- Brief -
Check every line of the data below for the string "kezelése", and copy the ones that hold it.

━━━━━━

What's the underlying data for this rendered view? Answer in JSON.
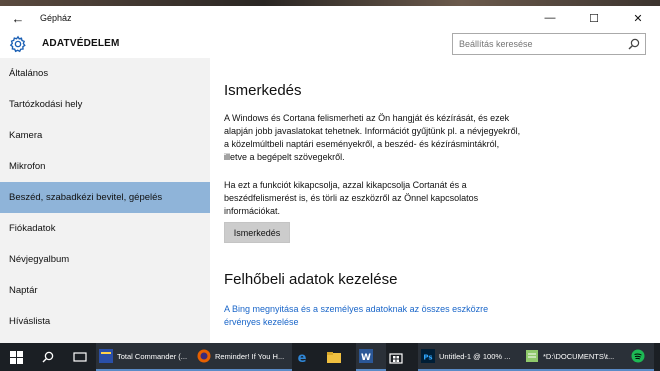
{
  "window": {
    "title": "Gépház",
    "back_glyph": "←",
    "minimize_glyph": "—",
    "maximize_glyph": "☐",
    "close_glyph": "✕"
  },
  "header": {
    "title": "ADATVÉDELEM",
    "search_placeholder": "Beállítás keresése"
  },
  "sidebar": {
    "items": [
      {
        "label": "Általános",
        "active": false
      },
      {
        "label": "Tartózkodási hely",
        "active": false
      },
      {
        "label": "Kamera",
        "active": false
      },
      {
        "label": "Mikrofon",
        "active": false
      },
      {
        "label": "Beszéd, szabadkézi bevitel, gépelés",
        "active": true
      },
      {
        "label": "Fiókadatok",
        "active": false
      },
      {
        "label": "Névjegyalbum",
        "active": false
      },
      {
        "label": "Naptár",
        "active": false
      },
      {
        "label": "Híváslista",
        "active": false
      }
    ]
  },
  "content": {
    "section1_title": "Ismerkedés",
    "section1_text": "A Windows és Cortana felismerheti az Ön hangját és kézírását, és ezek alapján jobb javaslatokat tehetnek. Információt gyűjtünk pl. a névjegyekről, a közelmúltbeli naptári eseményekről, a beszéd- és kézírásmintákról, illetve a begépelt szövegekről.",
    "section1_text2": "Ha ezt a funkciót kikapcsolja, azzal kikapcsolja Cortanát és a beszédfelismerést is, és törli az eszközről az Önnel kapcsolatos információkat.",
    "button_label": "Ismerkedés",
    "section2_title": "Felhőbeli adatok kezelése",
    "link_text": "A Bing megnyitása és a személyes adatoknak az összes eszközre érvényes kezelése"
  },
  "taskbar": {
    "apps": [
      {
        "label": "Total Commander (...",
        "icon": "total-commander-icon",
        "color": "#2a4fa8"
      },
      {
        "label": "Reminder! If You H...",
        "icon": "firefox-icon",
        "color": "#e66000"
      },
      {
        "label": "",
        "icon": "edge-icon",
        "color": "#2f86d6"
      },
      {
        "label": "",
        "icon": "file-explorer-icon",
        "color": "#f0c040"
      },
      {
        "label": "",
        "icon": "word-icon",
        "color": "#2b5797"
      },
      {
        "label": "",
        "icon": "store-icon",
        "color": "#ffffff"
      },
      {
        "label": "Untitled-1 @ 100% ...",
        "icon": "photoshop-icon",
        "color": "#31a8ff"
      },
      {
        "label": "*D:\\DOCUMENTS\\t...",
        "icon": "notepad-icon",
        "color": "#8fc96b"
      },
      {
        "label": "",
        "icon": "spotify-icon",
        "color": "#1db954"
      }
    ]
  },
  "colors": {
    "accent_active": "#8fb4d9",
    "link": "#1a66c9",
    "sidebar_bg": "#f2f2f2",
    "taskbar_bg": "#1b1f24"
  }
}
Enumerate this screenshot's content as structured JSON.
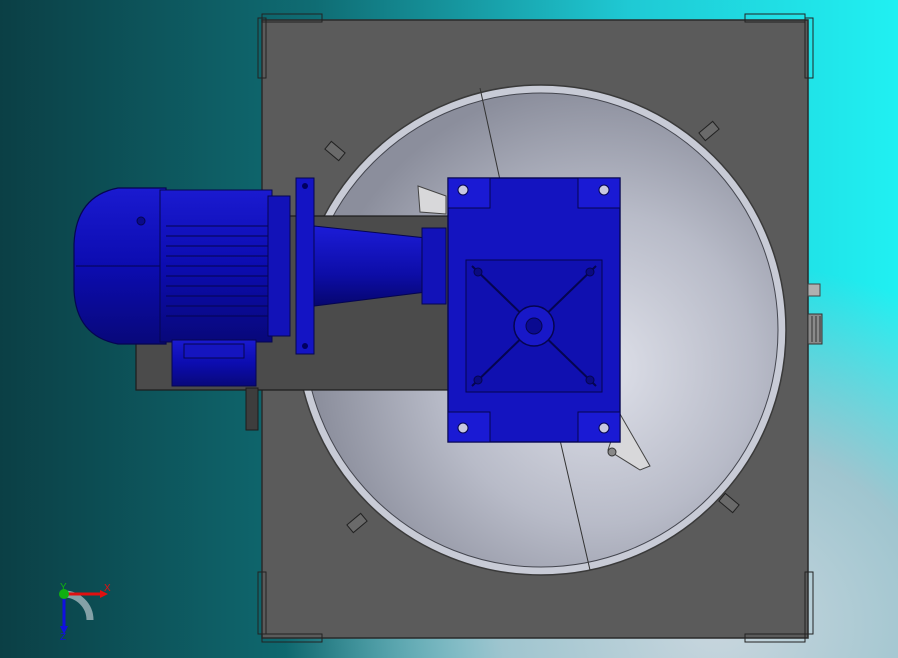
{
  "viewport": {
    "background_colors": [
      "#0b3f45",
      "#20f0f2",
      "#c9d6de"
    ]
  },
  "model": {
    "frame_color": "#5a5a5a",
    "bowl_color": "#b9bcc8",
    "motor_color": "#1010b8",
    "gearbox_color": "#1414c0"
  },
  "triad": {
    "x_label": "X",
    "y_label": "Y",
    "z_label": "Z",
    "x_color": "#e01010",
    "y_color": "#10b010",
    "z_color": "#1010e0"
  }
}
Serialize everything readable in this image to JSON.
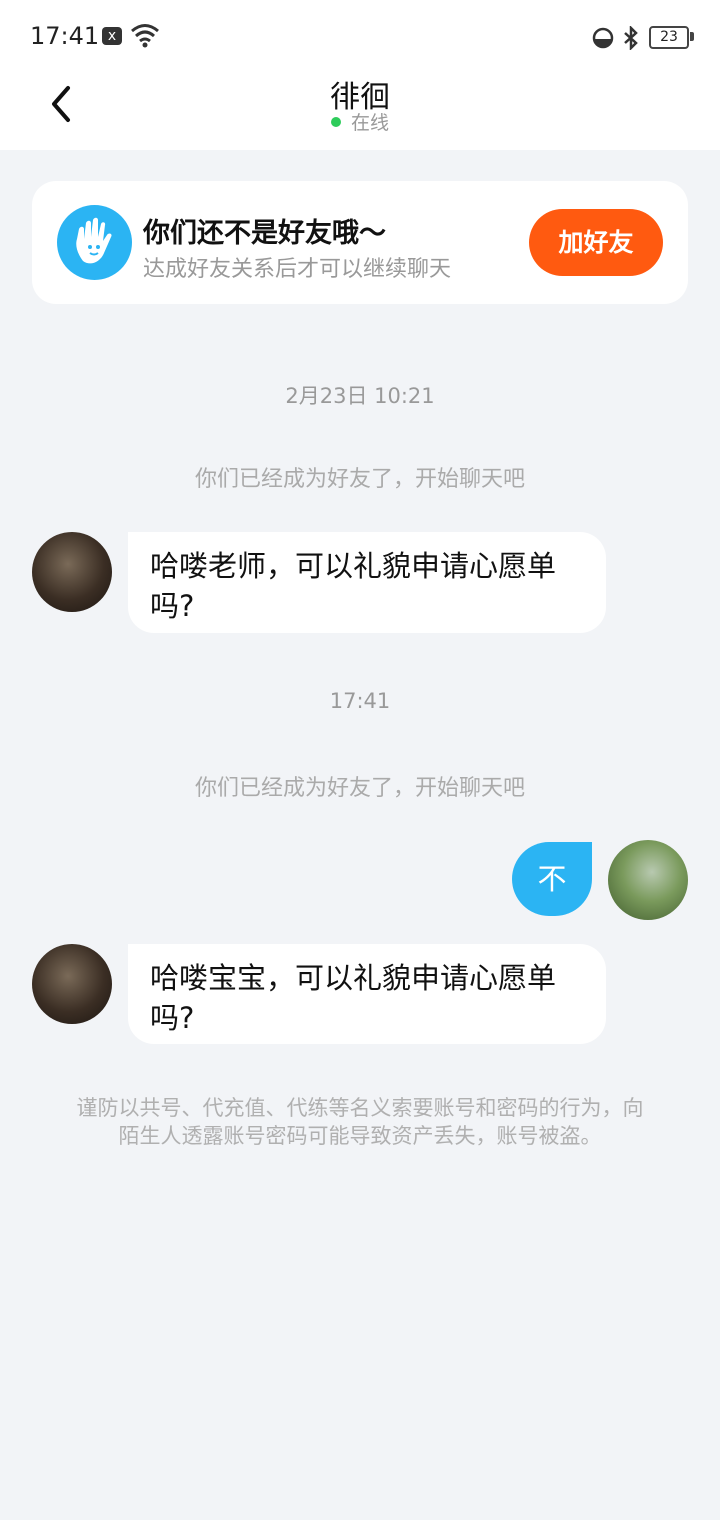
{
  "status_bar": {
    "time": "17:41",
    "notification_badge": "x",
    "battery": "23"
  },
  "header": {
    "contact_name": "徘徊",
    "presence": "在线"
  },
  "friend_card": {
    "title": "你们还不是好友哦～",
    "subtitle": "达成好友关系后才可以继续聊天",
    "add_button": "加好友"
  },
  "messages": [
    {
      "type": "timestamp",
      "text": "2月23日 10:21"
    },
    {
      "type": "system",
      "text": "你们已经成为好友了，开始聊天吧"
    },
    {
      "type": "incoming",
      "text": "哈喽老师，可以礼貌申请心愿单吗?"
    },
    {
      "type": "timestamp",
      "text": "17:41"
    },
    {
      "type": "system",
      "text": "你们已经成为好友了，开始聊天吧"
    },
    {
      "type": "outgoing",
      "text": "不"
    },
    {
      "type": "incoming",
      "text": "哈喽宝宝，可以礼貌申请心愿单吗?"
    }
  ],
  "warning": "谨防以共号、代充值、代练等名义索要账号和密码的行为，向陌生人透露账号密码可能导致资产丢失，账号被盗。",
  "colors": {
    "accent_blue": "#2bb4f3",
    "add_button_orange": "#ff5a10",
    "online_green": "#2ecc5b",
    "background": "#f2f4f7"
  },
  "icons": {
    "back": "chevron-left-icon",
    "card": "hand-icon",
    "status_wifi": "wifi-icon",
    "status_bluetooth": "bluetooth-icon"
  }
}
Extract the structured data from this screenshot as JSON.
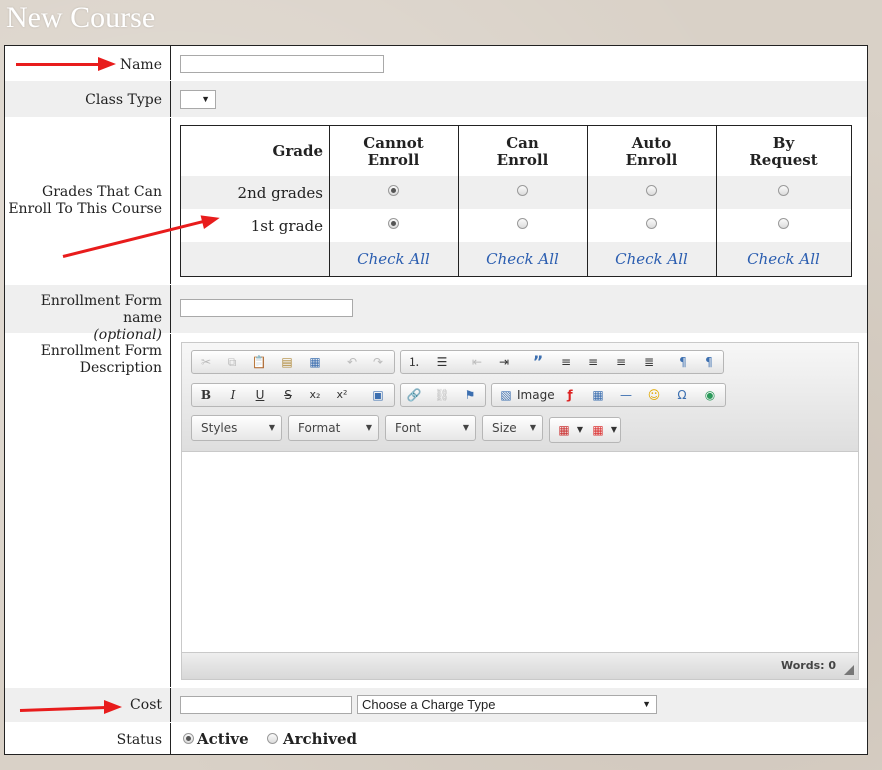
{
  "page": {
    "title": "New Course"
  },
  "form": {
    "name": {
      "label": "Name",
      "value": ""
    },
    "class_type": {
      "label": "Class Type",
      "value": ""
    },
    "grades": {
      "label_line1": "Grades That Can",
      "label_line2": "Enroll To This Course",
      "header_grade": "Grade",
      "columns": [
        {
          "line1": "Cannot",
          "line2": "Enroll"
        },
        {
          "line1": "Can",
          "line2": "Enroll"
        },
        {
          "line1": "Auto",
          "line2": "Enroll"
        },
        {
          "line1": "By",
          "line2": "Request"
        }
      ],
      "rows": [
        {
          "grade": "2nd grades",
          "selected": "Cannot Enroll"
        },
        {
          "grade": "1st grade",
          "selected": "Cannot Enroll"
        }
      ],
      "check_all": "Check All"
    },
    "enrollment_form_name": {
      "label_line1": "Enrollment Form",
      "label_line2": "name",
      "label_optional": "(optional)",
      "value": ""
    },
    "enrollment_form_description": {
      "label_line1": "Enrollment Form",
      "label_line2": "Description",
      "toolbar": {
        "image_label": "Image",
        "styles": "Styles",
        "format": "Format",
        "font": "Font",
        "size": "Size"
      },
      "words_count": "Words: 0"
    },
    "cost": {
      "label": "Cost",
      "value": "",
      "charge_type_placeholder": "Choose a Charge Type"
    },
    "status": {
      "label": "Status",
      "options": [
        "Active",
        "Archived"
      ],
      "selected": "Active"
    }
  },
  "colors": {
    "annotation_arrow": "#e81c1c",
    "link": "#2a5db0"
  }
}
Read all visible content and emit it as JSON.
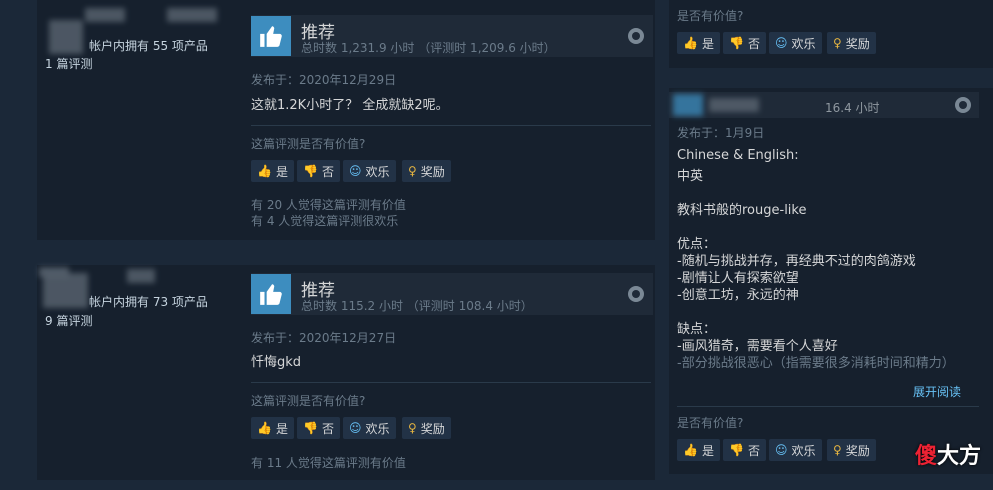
{
  "review_left_top": {
    "owned": "帐户内拥有 55 项产品",
    "review_count": "1 篇评测",
    "recommend": "推荐",
    "hours": "总时数 1,231.9 小时 （评测时 1,209.6 小时）",
    "posted": "发布于：2020年12月29日",
    "text": "这就1.2K小时了？ 全成就缺2呢。",
    "helpful_question": "这篇评测是否有价值?",
    "buttons": {
      "yes": "是",
      "no": "否",
      "funny": "欢乐",
      "award": "奖励"
    },
    "stats": [
      "有 20 人觉得这篇评测有价值",
      "有 4 人觉得这篇评测很欢乐"
    ]
  },
  "review_left_bottom": {
    "owned": "帐户内拥有 73 项产品",
    "review_count": "9 篇评测",
    "recommend": "推荐",
    "hours": "总时数 115.2 小时 （评测时 108.4 小时）",
    "posted": "发布于：2020年12月27日",
    "text": "忏悔gkd",
    "helpful_question": "这篇评测是否有价值?",
    "buttons": {
      "yes": "是",
      "no": "否",
      "funny": "欢乐",
      "award": "奖励"
    },
    "stats": [
      "有 11 人觉得这篇评测有价值"
    ]
  },
  "review_right_top": {
    "helpful_question": "是否有价值?",
    "buttons": {
      "yes": "是",
      "no": "否",
      "funny": "欢乐",
      "award": "奖励"
    }
  },
  "review_right_bottom": {
    "hours": "16.4 小时",
    "posted": "发布于：1月9日",
    "lines": [
      "Chinese & English:",
      "中英",
      "",
      "教科书般的rouge-like",
      "",
      "优点：",
      "-随机与挑战并存，再经典不过的肉鸽游戏",
      "-剧情让人有探索欲望",
      "-创意工坊，永远的神",
      "",
      "缺点：",
      "-画风猎奇，需要看个人喜好",
      "-部分挑战很恶心（指需要很多消耗时间和精力）"
    ],
    "expand": "展开阅读",
    "helpful_question": "是否有价值?",
    "buttons": {
      "yes": "是",
      "no": "否",
      "funny": "欢乐",
      "award": "奖励"
    }
  },
  "watermark": {
    "a": "傻",
    "b": "大方"
  },
  "icons": {
    "thumb": "thumbs-up-icon",
    "thumb_down": "thumbs-down-icon",
    "smile": "smile-icon",
    "award": "award-icon",
    "steam": "steam-icon"
  }
}
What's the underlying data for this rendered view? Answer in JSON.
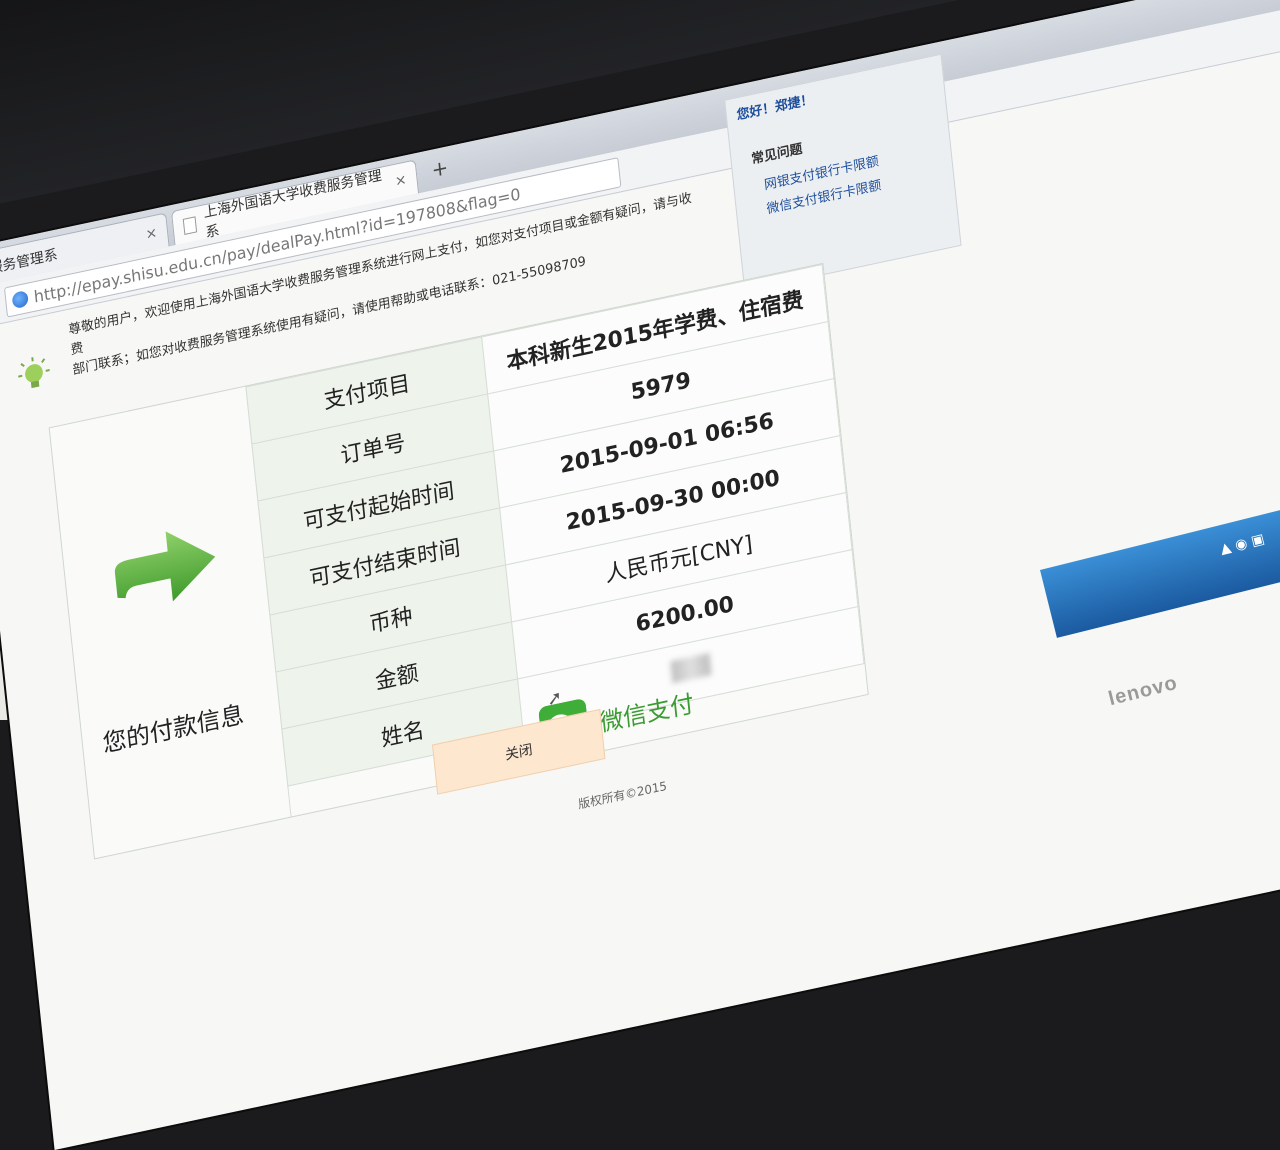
{
  "browser": {
    "tabs": [
      {
        "label": "大学收费服务管理系"
      },
      {
        "label": "上海外国语大学收费服务管理系"
      }
    ],
    "new_tab": "+",
    "close_glyph": "×",
    "url": "http://epay.shisu.edu.cn/pay/dealPay.html?id=197808&flag=0"
  },
  "notice": {
    "line1": "尊敬的用户，欢迎使用上海外国语大学收费服务管理系统进行网上支付，如您对支付项目或金额有疑问，请与收费",
    "line2": "部门联系；如您对收费服务管理系统使用有疑问，请使用帮助或电话联系：021-55098709"
  },
  "sidebar": {
    "hello": "您好！郑捷！",
    "faq_title": "常见问题",
    "links": [
      "网银支付银行卡限额",
      "微信支付银行卡限额"
    ]
  },
  "payment": {
    "section_label": "您的付款信息",
    "rows": [
      {
        "key": "支付项目",
        "value": "本科新生2015年学费、住宿费"
      },
      {
        "key": "订单号",
        "value": "5979"
      },
      {
        "key": "可支付起始时间",
        "value": "2015-09-01 06:56"
      },
      {
        "key": "可支付结束时间",
        "value": "2015-09-30 00:00"
      },
      {
        "key": "币种",
        "value": "人民币元[CNY]"
      },
      {
        "key": "金额",
        "value": "6200.00"
      },
      {
        "key": "姓名",
        "value": ""
      }
    ]
  },
  "wechat_pay": "微信支付",
  "close_button": "关闭",
  "footer": "版权所有©2015",
  "laptop_brand": "lenovo",
  "colors": {
    "wechat_green": "#3fae38",
    "close_button_bg": "#fde7cf",
    "sidebar_bg": "#eceff2"
  }
}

━━━━━━

- The result -
    "section2_title": "Felhőbeli adatok kezelése",
    "link_text": "A Bing megnyitása és a személyes adatoknak az összes eszközre érvényes kezelése"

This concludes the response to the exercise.